WORK REQUIRED >>
Determine how many lines of the data below contain "MericaA", then give only that number.

Some records:

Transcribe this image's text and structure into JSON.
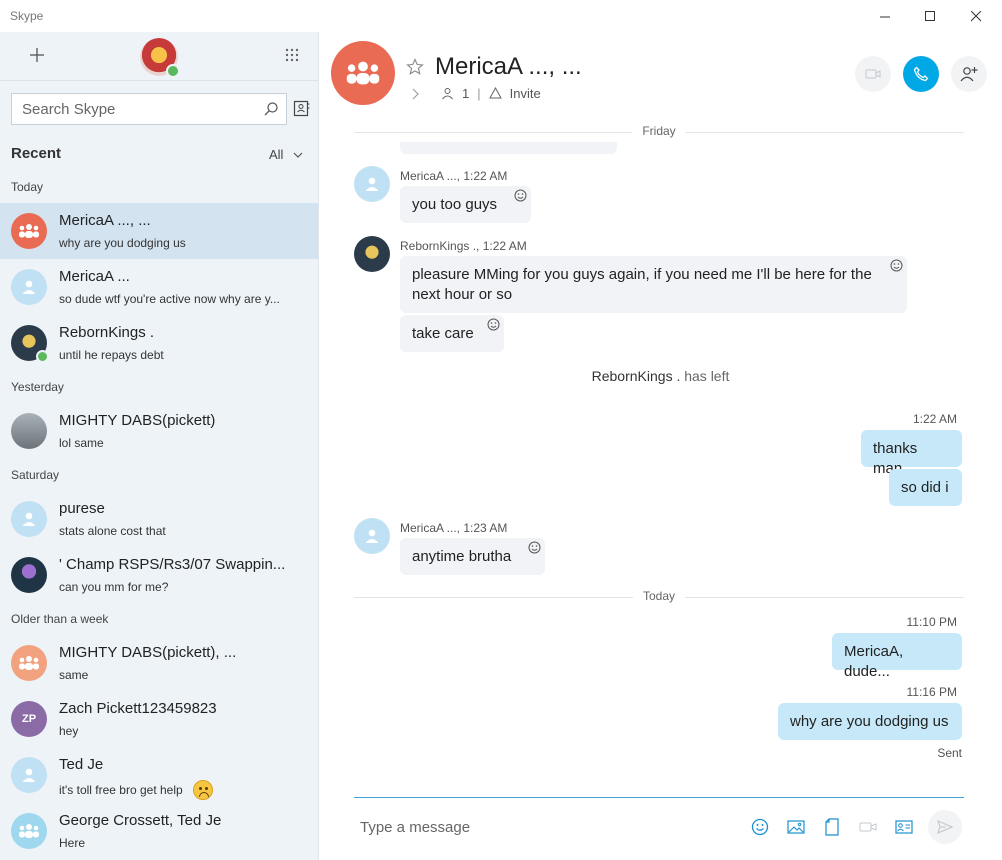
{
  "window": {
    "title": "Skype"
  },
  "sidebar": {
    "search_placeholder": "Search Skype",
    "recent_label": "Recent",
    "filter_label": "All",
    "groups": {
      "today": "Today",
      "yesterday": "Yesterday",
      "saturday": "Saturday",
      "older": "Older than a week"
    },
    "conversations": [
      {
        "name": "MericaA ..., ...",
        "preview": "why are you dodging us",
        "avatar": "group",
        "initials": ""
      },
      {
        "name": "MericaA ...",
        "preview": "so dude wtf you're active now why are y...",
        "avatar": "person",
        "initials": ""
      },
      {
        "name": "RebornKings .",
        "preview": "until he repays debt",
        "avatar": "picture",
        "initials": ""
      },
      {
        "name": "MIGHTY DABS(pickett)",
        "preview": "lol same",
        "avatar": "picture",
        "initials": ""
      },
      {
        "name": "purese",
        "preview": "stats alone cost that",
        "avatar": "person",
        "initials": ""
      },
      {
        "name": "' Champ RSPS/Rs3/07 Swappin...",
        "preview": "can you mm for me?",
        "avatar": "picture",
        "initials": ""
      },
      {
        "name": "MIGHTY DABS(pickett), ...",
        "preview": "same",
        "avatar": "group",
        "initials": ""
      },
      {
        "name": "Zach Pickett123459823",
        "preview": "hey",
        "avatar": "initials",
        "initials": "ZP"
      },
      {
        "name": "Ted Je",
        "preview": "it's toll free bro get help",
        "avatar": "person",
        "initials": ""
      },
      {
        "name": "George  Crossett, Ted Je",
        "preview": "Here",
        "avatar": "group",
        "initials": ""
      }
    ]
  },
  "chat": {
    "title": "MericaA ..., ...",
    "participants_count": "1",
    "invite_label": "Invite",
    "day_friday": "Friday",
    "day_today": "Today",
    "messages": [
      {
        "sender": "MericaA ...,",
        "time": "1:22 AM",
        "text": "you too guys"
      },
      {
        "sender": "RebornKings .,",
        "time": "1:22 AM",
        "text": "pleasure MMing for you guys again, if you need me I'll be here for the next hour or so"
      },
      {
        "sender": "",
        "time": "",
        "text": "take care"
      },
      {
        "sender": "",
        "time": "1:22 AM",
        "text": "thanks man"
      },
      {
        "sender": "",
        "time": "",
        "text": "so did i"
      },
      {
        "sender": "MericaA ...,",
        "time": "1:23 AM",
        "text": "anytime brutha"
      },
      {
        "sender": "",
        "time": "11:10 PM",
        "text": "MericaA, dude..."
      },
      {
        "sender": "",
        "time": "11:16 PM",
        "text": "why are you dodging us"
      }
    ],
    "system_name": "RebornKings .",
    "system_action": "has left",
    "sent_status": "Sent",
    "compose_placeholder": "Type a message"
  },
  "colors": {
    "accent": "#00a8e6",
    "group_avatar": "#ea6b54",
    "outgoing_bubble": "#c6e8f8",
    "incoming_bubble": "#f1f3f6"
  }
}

...

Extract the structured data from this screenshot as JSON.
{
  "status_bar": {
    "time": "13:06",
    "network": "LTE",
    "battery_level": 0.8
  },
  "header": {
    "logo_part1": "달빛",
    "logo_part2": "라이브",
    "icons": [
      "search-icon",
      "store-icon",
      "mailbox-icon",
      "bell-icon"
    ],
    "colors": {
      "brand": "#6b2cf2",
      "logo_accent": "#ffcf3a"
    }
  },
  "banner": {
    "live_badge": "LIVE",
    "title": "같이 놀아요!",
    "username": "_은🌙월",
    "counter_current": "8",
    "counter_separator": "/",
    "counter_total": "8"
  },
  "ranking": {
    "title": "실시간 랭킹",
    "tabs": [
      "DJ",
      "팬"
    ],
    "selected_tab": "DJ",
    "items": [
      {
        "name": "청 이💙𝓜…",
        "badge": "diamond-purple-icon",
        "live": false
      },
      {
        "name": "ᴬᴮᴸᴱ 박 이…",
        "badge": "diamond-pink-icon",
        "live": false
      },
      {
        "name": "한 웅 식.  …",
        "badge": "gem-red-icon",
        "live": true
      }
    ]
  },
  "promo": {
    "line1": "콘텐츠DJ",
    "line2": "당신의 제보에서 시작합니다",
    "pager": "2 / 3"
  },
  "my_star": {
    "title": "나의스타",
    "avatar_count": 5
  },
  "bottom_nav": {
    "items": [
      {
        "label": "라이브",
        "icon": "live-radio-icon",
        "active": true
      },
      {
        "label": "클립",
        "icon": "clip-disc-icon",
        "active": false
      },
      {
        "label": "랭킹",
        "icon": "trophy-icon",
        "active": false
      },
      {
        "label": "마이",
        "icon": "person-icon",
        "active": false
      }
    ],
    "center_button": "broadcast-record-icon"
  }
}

WRITTEN SOLUTION >>
6